::: Information given :::
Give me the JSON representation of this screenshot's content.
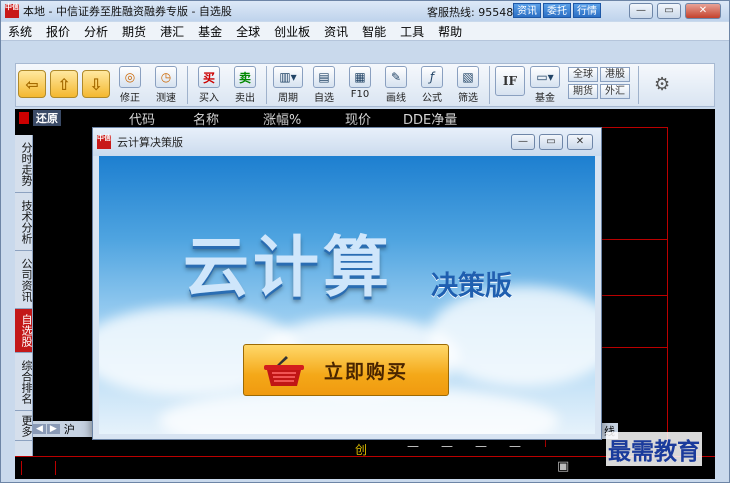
{
  "window": {
    "title": "本地 - 中信证券至胜融资融券专版 - 自选股",
    "hotline_label": "客服热线: 95548",
    "header_buttons": [
      "资讯",
      "委托",
      "行情"
    ]
  },
  "menu": [
    "系统",
    "报价",
    "分析",
    "期货",
    "港汇",
    "基金",
    "全球",
    "创业板",
    "资讯",
    "智能",
    "工具",
    "帮助"
  ],
  "toolbar": {
    "items": [
      {
        "label": "修正",
        "icon": "revise-icon"
      },
      {
        "label": "测速",
        "icon": "speed-test-icon"
      },
      {
        "label": "买入",
        "icon": "buy-icon",
        "glyph": "买"
      },
      {
        "label": "卖出",
        "icon": "sell-icon",
        "glyph": "卖"
      },
      {
        "label": "周期",
        "icon": "period-icon"
      },
      {
        "label": "自选",
        "icon": "watchlist-icon"
      },
      {
        "label": "F10",
        "icon": "f10-icon"
      },
      {
        "label": "画线",
        "icon": "draw-line-icon"
      },
      {
        "label": "公式",
        "icon": "formula-icon"
      },
      {
        "label": "筛选",
        "icon": "filter-icon"
      },
      {
        "label": "基金",
        "icon": "fund-icon"
      }
    ],
    "if_label": "IF",
    "small_buttons": [
      "全球",
      "港股",
      "期货",
      "外汇"
    ]
  },
  "main": {
    "restore_label": "还原",
    "columns": [
      "代码",
      "名称",
      "涨幅%",
      "现价",
      "DDE净量"
    ],
    "side_tabs": [
      "分时走势",
      "技术分析",
      "公司资讯",
      "自选股",
      "综合排名",
      "更多"
    ],
    "active_tab": "自选股",
    "bottom_left_tab": "沪",
    "bottom_mid_label": "创",
    "bottom_right_label": "线"
  },
  "dialog": {
    "title": "云计算决策版",
    "brand": "云计算",
    "edition": "决策版",
    "buy_button": "立即购买"
  },
  "watermark": "最需教育",
  "colors": {
    "accent_red": "#c31818",
    "title_blue": "#2c6fc4"
  }
}
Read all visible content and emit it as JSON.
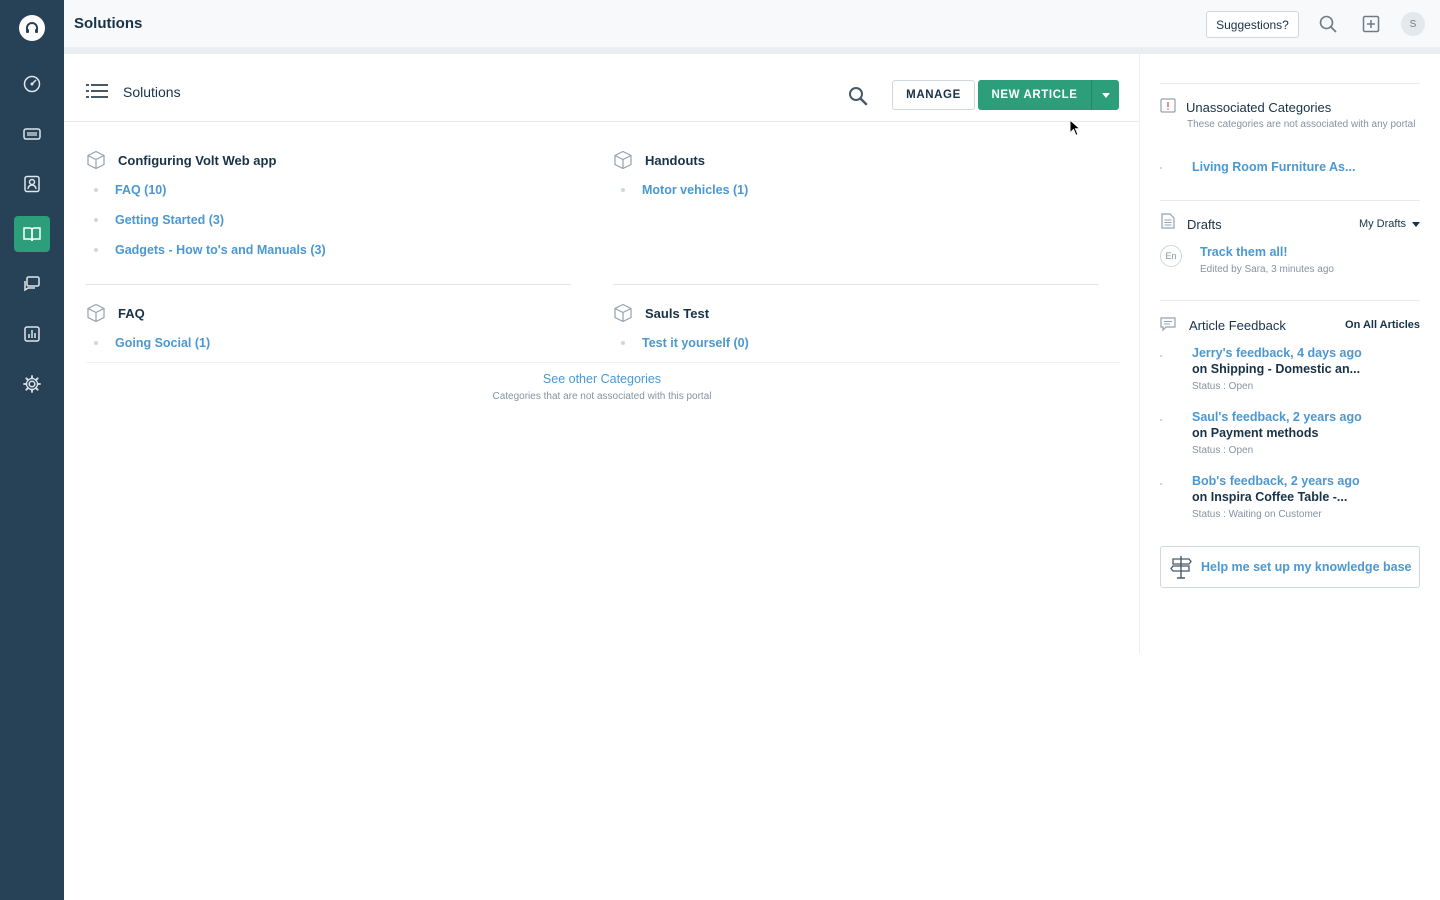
{
  "header": {
    "title": "Solutions",
    "suggestions_label": "Suggestions?",
    "avatar_initial": "S"
  },
  "main": {
    "title": "Solutions",
    "manage_label": "MANAGE",
    "new_article_label": "NEW ARTICLE",
    "categories": [
      {
        "name": "Configuring Volt Web app",
        "folders": [
          "FAQ  (10)",
          "Getting Started  (3)",
          "Gadgets - How to's and Manuals  (3)"
        ]
      },
      {
        "name": "Handouts",
        "folders": [
          "Motor vehicles  (1)"
        ]
      },
      {
        "name": "FAQ",
        "folders": [
          "Going Social  (1)"
        ]
      },
      {
        "name": "Sauls Test",
        "folders": [
          "Test it yourself  (0)"
        ]
      }
    ],
    "see_other_label": "See other Categories",
    "see_other_sub": "Categories that are not associated with this portal"
  },
  "right": {
    "unassociated": {
      "title": "Unassociated Categories",
      "subtitle": "These categories are not associated with any portal",
      "item": "Living Room Furniture As..."
    },
    "drafts": {
      "title": "Drafts",
      "filter": "My Drafts",
      "lang_badge": "En",
      "item_title": "Track them all!",
      "item_meta": "Edited by Sara, 3 minutes ago"
    },
    "feedback": {
      "title": "Article Feedback",
      "filter": "On All Articles",
      "items": [
        {
          "who": "Jerry's feedback, 4 days ago",
          "article": "on Shipping - Domestic an...",
          "status": "Status : Open"
        },
        {
          "who": "Saul's feedback, 2 years ago",
          "article": "on Payment methods",
          "status": "Status : Open"
        },
        {
          "who": "Bob's feedback, 2 years ago",
          "article": "on Inspira Coffee Table -...",
          "status": "Status : Waiting on Customer"
        }
      ]
    },
    "help_label": "Help me set up my knowledge base"
  },
  "colors": {
    "sidebar": "#274156",
    "accent_green": "#2c9e7a",
    "link_blue": "#4a98d3"
  }
}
:::
## Set task
Transcribe all of the material exactly, leaving out whatever pictures it contains.

## Answer in full
Give me the JSON representation of this screenshot's content.
{
  "window": {
    "title": "本地 - 中信证券至胜融资融券专版 - 自选股",
    "hotline_label": "客服热线: 95548",
    "header_buttons": [
      "资讯",
      "委托",
      "行情"
    ]
  },
  "menu": [
    "系统",
    "报价",
    "分析",
    "期货",
    "港汇",
    "基金",
    "全球",
    "创业板",
    "资讯",
    "智能",
    "工具",
    "帮助"
  ],
  "toolbar": {
    "items": [
      {
        "label": "修正",
        "icon": "revise-icon"
      },
      {
        "label": "测速",
        "icon": "speed-test-icon"
      },
      {
        "label": "买入",
        "icon": "buy-icon",
        "glyph": "买"
      },
      {
        "label": "卖出",
        "icon": "sell-icon",
        "glyph": "卖"
      },
      {
        "label": "周期",
        "icon": "period-icon"
      },
      {
        "label": "自选",
        "icon": "watchlist-icon"
      },
      {
        "label": "F10",
        "icon": "f10-icon"
      },
      {
        "label": "画线",
        "icon": "draw-line-icon"
      },
      {
        "label": "公式",
        "icon": "formula-icon"
      },
      {
        "label": "筛选",
        "icon": "filter-icon"
      },
      {
        "label": "基金",
        "icon": "fund-icon"
      }
    ],
    "if_label": "IF",
    "small_buttons": [
      "全球",
      "港股",
      "期货",
      "外汇"
    ]
  },
  "main": {
    "restore_label": "还原",
    "columns": [
      "代码",
      "名称",
      "涨幅%",
      "现价",
      "DDE净量"
    ],
    "side_tabs": [
      "分时走势",
      "技术分析",
      "公司资讯",
      "自选股",
      "综合排名",
      "更多"
    ],
    "active_tab": "自选股",
    "bottom_left_tab": "沪",
    "bottom_mid_label": "创",
    "bottom_right_label": "线"
  },
  "dialog": {
    "title": "云计算决策版",
    "brand": "云计算",
    "edition": "决策版",
    "buy_button": "立即购买"
  },
  "watermark": "最需教育",
  "colors": {
    "accent_red": "#c31818",
    "title_blue": "#2c6fc4"
  }
}
Read all visible content and emit it as JSON.
{
  "header": {
    "title": "Solutions",
    "suggestions_label": "Suggestions?",
    "avatar_initial": "S"
  },
  "main": {
    "title": "Solutions",
    "manage_label": "MANAGE",
    "new_article_label": "NEW ARTICLE",
    "categories": [
      {
        "name": "Configuring Volt Web app",
        "folders": [
          "FAQ  (10)",
          "Getting Started  (3)",
          "Gadgets - How to's and Manuals  (3)"
        ]
      },
      {
        "name": "Handouts",
        "folders": [
          "Motor vehicles  (1)"
        ]
      },
      {
        "name": "FAQ",
        "folders": [
          "Going Social  (1)"
        ]
      },
      {
        "name": "Sauls Test",
        "folders": [
          "Test it yourself  (0)"
        ]
      }
    ],
    "see_other_label": "See other Categories",
    "see_other_sub": "Categories that are not associated with this portal"
  },
  "right": {
    "unassociated": {
      "title": "Unassociated Categories",
      "subtitle": "These categories are not associated with any portal",
      "item": "Living Room Furniture As..."
    },
    "drafts": {
      "title": "Drafts",
      "filter": "My Drafts",
      "lang_badge": "En",
      "item_title": "Track them all!",
      "item_meta": "Edited by Sara, 3 minutes ago"
    },
    "feedback": {
      "title": "Article Feedback",
      "filter": "On All Articles",
      "items": [
        {
          "who": "Jerry's feedback, 4 days ago",
          "article": "on Shipping - Domestic an...",
          "status": "Status : Open"
        },
        {
          "who": "Saul's feedback, 2 years ago",
          "article": "on Payment methods",
          "status": "Status : Open"
        },
        {
          "who": "Bob's feedback, 2 years ago",
          "article": "on Inspira Coffee Table -...",
          "status": "Status : Waiting on Customer"
        }
      ]
    },
    "help_label": "Help me set up my knowledge base"
  },
  "colors": {
    "sidebar": "#274156",
    "accent_green": "#2c9e7a",
    "link_blue": "#4a98d3"
  }
}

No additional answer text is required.